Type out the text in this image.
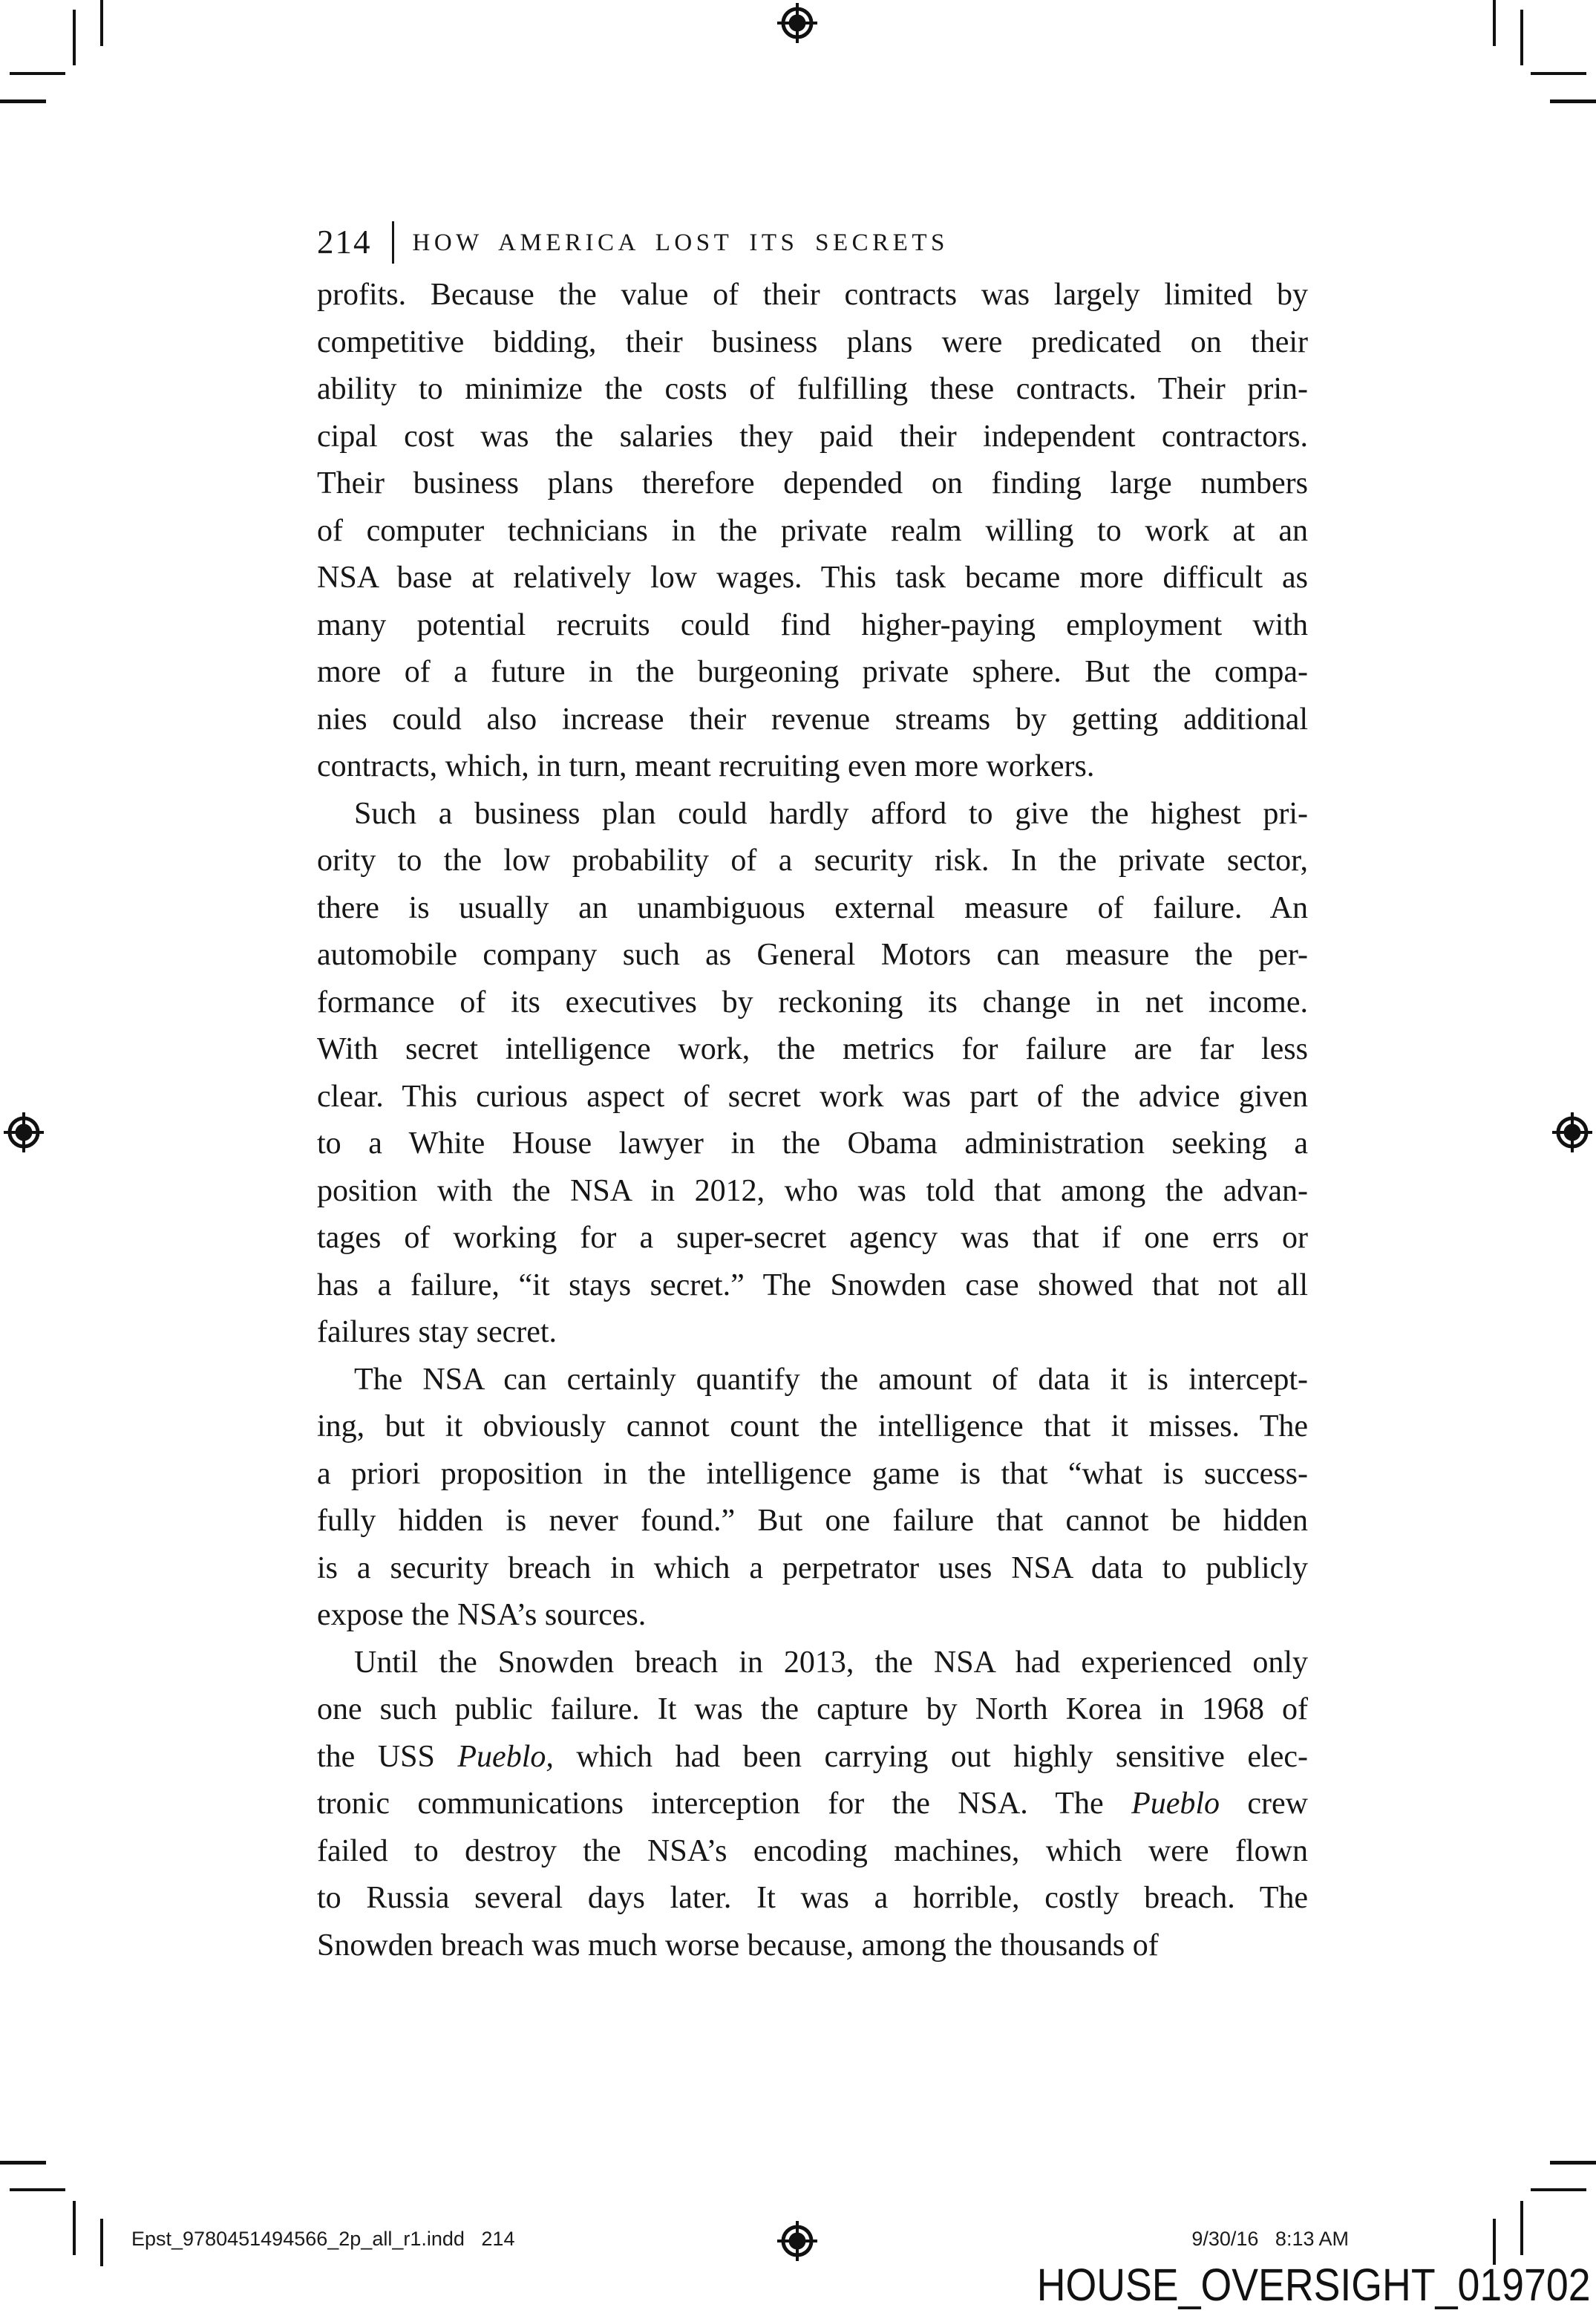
214 HOW AMERICA LOST ITS SECRETS
profits. Because the value of their contracts was largely limited by
competitive bidding, their business plans were predicated on their
ability to minimize the costs of fulfilling these contracts. Their prin-
cipal cost was the salaries they paid their independent contractors.
Their business plans therefore depended on finding large numbers
of computer technicians in the private realm willing to work at an
NSA base at relatively low wages. This task became more difficult as
many potential recruits could find higher-paying employment with
more of a future in the burgeoning private sphere. But the compa-
nies could also increase their revenue streams by getting additional
contracts, which, in turn, meant recruiting even more workers.
Such a business plan could hardly afford to give the highest pri-
ority to the low probability of a security risk. In the private sector,
there is usually an unambiguous external measure of failure. An
automobile company such as General Motors can measure the per-
formance of its executives by reckoning its change in net income.
With secret intelligence work, the metrics for failure are far less
clear. This curious aspect of secret work was part of the advice given
to a White House lawyer in the Obama administration seeking a
position with the NSA in 2012, who was told that among the advan-
tages of working for a super-secret agency was that if one errs or
has a failure, “it stays secret.” The Snowden case showed that not all
failures stay secret.
The NSA can certainly quantify the amount of data it is intercept-
ing, but it obviously cannot count the intelligence that it misses. The
a priori proposition in the intelligence game is that “what is success-
fully hidden is never found.” But one failure that cannot be hidden
is a security breach in which a perpetrator uses NSA data to publicly
expose the NSA’s sources.
Until the Snowden breach in 2013, the NSA had experienced only
one such public failure. It was the capture by North Korea in 1968 of
the USS Pueblo, which had been carrying out highly sensitive elec-
tronic communications interception for the NSA. The Pueblo crew
failed to destroy the NSA’s encoding machines, which were flown
to Russia several days later. It was a horrible, costly breach. The
Snowden breach was much worse because, among the thousands of
Epst_9780451494566_2p_all_r1.indd   214	9/30/16   8:13 AM
HOUSE_OVERSIGHT_019702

*WHAT TO WORK ON*.
Extract from the material all lines containing the string "could".

*RESULT OF THE EXERCISE*.
many potential recruits could find higher-paying employment with
nies could also increase their revenue streams by getting additional
Such a business plan could hardly afford to give the highest pri-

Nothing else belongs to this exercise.